### REQUIRED WORK
Report every line in the listing that contains the string "رئيس".

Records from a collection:
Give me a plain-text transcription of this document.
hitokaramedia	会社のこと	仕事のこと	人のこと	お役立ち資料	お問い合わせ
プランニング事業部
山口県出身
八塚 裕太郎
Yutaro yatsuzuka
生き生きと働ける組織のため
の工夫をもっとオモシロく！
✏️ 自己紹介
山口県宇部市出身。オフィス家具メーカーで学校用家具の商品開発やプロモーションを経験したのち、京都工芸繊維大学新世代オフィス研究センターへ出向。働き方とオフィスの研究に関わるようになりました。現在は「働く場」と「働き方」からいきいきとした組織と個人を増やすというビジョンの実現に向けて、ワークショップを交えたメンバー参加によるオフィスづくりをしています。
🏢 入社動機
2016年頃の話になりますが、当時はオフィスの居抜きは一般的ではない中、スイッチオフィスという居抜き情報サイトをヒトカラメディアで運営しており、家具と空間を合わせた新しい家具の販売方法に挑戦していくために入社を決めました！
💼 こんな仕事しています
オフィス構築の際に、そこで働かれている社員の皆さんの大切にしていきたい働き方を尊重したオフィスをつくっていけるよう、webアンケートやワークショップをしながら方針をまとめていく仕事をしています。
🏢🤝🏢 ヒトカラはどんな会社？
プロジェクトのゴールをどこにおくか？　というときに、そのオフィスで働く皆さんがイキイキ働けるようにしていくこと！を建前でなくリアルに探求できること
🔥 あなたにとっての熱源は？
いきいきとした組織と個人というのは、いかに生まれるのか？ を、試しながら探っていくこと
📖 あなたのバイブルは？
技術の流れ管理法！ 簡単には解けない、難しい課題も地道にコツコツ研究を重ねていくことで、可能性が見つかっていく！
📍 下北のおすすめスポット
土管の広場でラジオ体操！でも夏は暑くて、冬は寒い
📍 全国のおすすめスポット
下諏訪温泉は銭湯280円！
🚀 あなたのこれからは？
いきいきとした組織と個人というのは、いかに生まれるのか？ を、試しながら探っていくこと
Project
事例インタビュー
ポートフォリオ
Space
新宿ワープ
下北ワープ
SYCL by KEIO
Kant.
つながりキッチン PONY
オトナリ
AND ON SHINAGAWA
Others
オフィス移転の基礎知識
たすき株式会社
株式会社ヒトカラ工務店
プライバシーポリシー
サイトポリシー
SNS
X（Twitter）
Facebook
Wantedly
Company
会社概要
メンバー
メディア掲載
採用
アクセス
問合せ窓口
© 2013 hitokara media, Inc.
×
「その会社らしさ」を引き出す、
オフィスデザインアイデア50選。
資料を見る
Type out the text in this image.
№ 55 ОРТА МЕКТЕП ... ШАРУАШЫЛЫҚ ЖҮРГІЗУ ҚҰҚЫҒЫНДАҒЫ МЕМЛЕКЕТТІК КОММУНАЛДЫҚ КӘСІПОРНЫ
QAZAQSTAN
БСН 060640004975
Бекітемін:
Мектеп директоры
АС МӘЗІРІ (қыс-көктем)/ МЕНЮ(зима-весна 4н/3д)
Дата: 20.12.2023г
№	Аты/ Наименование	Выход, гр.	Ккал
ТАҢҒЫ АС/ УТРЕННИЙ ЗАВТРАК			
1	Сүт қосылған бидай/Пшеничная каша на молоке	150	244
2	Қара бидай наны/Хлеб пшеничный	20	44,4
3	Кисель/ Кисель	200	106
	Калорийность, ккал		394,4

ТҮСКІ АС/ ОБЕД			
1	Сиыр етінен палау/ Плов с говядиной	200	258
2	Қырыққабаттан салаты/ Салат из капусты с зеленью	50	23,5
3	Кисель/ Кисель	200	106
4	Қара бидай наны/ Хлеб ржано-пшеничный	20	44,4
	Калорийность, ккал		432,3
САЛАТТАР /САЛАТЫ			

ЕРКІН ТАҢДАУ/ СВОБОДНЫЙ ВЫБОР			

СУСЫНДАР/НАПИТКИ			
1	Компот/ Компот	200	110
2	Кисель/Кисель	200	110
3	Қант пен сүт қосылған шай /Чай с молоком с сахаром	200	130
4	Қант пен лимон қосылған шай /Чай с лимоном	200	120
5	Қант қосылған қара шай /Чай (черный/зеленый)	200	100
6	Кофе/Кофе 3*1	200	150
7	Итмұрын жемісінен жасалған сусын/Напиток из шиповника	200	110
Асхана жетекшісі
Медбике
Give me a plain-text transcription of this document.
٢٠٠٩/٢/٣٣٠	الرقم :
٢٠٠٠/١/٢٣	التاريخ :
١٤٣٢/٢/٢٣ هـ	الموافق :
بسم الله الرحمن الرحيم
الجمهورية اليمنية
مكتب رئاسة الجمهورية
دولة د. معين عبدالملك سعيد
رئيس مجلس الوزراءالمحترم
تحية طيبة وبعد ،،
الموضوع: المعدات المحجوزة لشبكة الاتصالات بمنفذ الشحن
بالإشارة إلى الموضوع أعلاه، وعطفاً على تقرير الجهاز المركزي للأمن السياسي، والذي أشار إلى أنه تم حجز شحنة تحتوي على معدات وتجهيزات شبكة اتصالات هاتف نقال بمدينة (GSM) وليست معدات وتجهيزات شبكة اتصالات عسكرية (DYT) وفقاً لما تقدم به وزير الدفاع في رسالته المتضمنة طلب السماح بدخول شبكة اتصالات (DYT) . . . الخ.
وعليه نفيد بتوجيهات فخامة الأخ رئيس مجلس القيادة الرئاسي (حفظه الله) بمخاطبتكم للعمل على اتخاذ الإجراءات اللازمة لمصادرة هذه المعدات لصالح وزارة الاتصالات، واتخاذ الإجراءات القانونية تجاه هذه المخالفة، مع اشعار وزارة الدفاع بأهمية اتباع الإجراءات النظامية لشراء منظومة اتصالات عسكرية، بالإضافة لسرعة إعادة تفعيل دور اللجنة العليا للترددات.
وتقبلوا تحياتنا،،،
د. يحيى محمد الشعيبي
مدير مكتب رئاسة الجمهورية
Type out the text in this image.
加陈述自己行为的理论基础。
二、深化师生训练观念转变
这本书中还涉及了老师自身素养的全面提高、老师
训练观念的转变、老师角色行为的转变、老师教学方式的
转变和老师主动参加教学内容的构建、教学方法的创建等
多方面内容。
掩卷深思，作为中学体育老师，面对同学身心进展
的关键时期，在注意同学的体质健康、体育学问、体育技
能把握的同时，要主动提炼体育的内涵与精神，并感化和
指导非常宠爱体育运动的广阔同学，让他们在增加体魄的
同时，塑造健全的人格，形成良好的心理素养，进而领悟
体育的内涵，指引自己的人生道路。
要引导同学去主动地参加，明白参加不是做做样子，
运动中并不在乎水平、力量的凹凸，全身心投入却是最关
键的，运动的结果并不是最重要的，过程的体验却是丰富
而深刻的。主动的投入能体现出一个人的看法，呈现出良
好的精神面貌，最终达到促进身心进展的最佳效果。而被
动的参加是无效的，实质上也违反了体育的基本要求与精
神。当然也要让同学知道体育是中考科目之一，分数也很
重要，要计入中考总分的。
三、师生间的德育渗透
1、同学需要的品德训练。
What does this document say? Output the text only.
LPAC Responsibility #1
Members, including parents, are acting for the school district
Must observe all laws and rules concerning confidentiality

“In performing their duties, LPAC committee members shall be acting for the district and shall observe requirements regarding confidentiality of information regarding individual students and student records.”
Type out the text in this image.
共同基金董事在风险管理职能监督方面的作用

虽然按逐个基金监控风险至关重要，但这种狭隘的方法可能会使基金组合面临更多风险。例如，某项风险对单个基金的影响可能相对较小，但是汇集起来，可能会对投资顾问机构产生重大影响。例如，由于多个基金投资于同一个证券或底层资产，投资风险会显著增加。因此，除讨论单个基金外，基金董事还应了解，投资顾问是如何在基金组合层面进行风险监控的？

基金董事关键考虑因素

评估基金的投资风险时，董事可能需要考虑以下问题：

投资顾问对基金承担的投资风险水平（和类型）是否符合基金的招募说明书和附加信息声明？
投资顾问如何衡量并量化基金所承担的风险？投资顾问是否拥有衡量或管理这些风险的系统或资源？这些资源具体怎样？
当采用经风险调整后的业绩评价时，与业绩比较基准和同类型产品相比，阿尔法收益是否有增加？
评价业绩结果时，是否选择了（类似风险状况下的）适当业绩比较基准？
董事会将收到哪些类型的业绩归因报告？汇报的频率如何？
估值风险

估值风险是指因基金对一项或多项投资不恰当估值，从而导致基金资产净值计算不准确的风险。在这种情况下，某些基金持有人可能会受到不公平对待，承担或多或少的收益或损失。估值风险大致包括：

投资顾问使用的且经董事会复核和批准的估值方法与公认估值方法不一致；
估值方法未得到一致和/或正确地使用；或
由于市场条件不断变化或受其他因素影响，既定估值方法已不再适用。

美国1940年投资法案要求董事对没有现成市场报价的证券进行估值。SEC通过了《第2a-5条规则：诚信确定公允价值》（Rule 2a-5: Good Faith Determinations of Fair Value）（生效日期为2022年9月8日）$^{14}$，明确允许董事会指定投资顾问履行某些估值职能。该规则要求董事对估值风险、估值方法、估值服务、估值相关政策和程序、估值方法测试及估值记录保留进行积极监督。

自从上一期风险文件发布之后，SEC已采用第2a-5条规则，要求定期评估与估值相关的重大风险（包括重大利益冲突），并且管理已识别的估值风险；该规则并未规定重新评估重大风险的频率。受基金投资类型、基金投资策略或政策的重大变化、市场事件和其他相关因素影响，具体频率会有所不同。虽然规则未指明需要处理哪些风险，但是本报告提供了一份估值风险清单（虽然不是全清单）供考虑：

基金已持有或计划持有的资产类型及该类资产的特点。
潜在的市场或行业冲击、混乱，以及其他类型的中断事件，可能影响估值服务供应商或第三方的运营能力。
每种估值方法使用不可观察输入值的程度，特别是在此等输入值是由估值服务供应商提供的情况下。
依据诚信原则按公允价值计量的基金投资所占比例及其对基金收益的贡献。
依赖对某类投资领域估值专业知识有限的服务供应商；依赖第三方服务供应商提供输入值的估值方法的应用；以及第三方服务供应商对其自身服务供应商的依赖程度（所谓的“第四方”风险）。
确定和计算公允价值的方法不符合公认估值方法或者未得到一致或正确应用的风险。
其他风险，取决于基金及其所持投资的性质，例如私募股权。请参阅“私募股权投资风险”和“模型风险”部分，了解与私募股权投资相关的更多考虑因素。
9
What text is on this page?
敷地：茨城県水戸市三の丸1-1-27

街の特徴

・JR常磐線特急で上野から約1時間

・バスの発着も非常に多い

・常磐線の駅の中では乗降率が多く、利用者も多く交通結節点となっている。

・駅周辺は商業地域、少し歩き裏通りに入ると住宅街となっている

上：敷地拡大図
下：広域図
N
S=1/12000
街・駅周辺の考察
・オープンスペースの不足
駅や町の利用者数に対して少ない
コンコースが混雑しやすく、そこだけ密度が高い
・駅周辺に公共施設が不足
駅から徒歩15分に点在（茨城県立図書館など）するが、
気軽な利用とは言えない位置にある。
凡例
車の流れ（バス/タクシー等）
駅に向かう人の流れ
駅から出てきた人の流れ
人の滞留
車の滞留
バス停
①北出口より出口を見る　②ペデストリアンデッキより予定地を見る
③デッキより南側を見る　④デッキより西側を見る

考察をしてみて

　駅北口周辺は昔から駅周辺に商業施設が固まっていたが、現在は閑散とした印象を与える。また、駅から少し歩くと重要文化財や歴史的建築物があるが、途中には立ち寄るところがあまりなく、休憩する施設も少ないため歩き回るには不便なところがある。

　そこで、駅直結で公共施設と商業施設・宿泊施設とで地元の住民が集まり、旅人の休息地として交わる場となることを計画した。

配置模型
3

### ANSWER TO THIS TASK
رئيس مجلس الوزراءالمحترم
وعليه نفيد بتوجيهات فخامة الأخ رئيس مجلس القيادة الرئاسي (حفظه الله) بمخاطبتكم للعمل على اتخاذ الإجراءات اللازمة لمصادرة هذه المعدات لصالح وزارة الاتصالات، واتخاذ الإجراءات القانونية تجاه هذه المخالفة، مع اشعار وزارة الدفاع بأهمية اتباع الإجراءات النظامية لشراء منظومة اتصالات عسكرية، بالإضافة لسرعة إعادة تفعيل دور اللجنة العليا للترددات.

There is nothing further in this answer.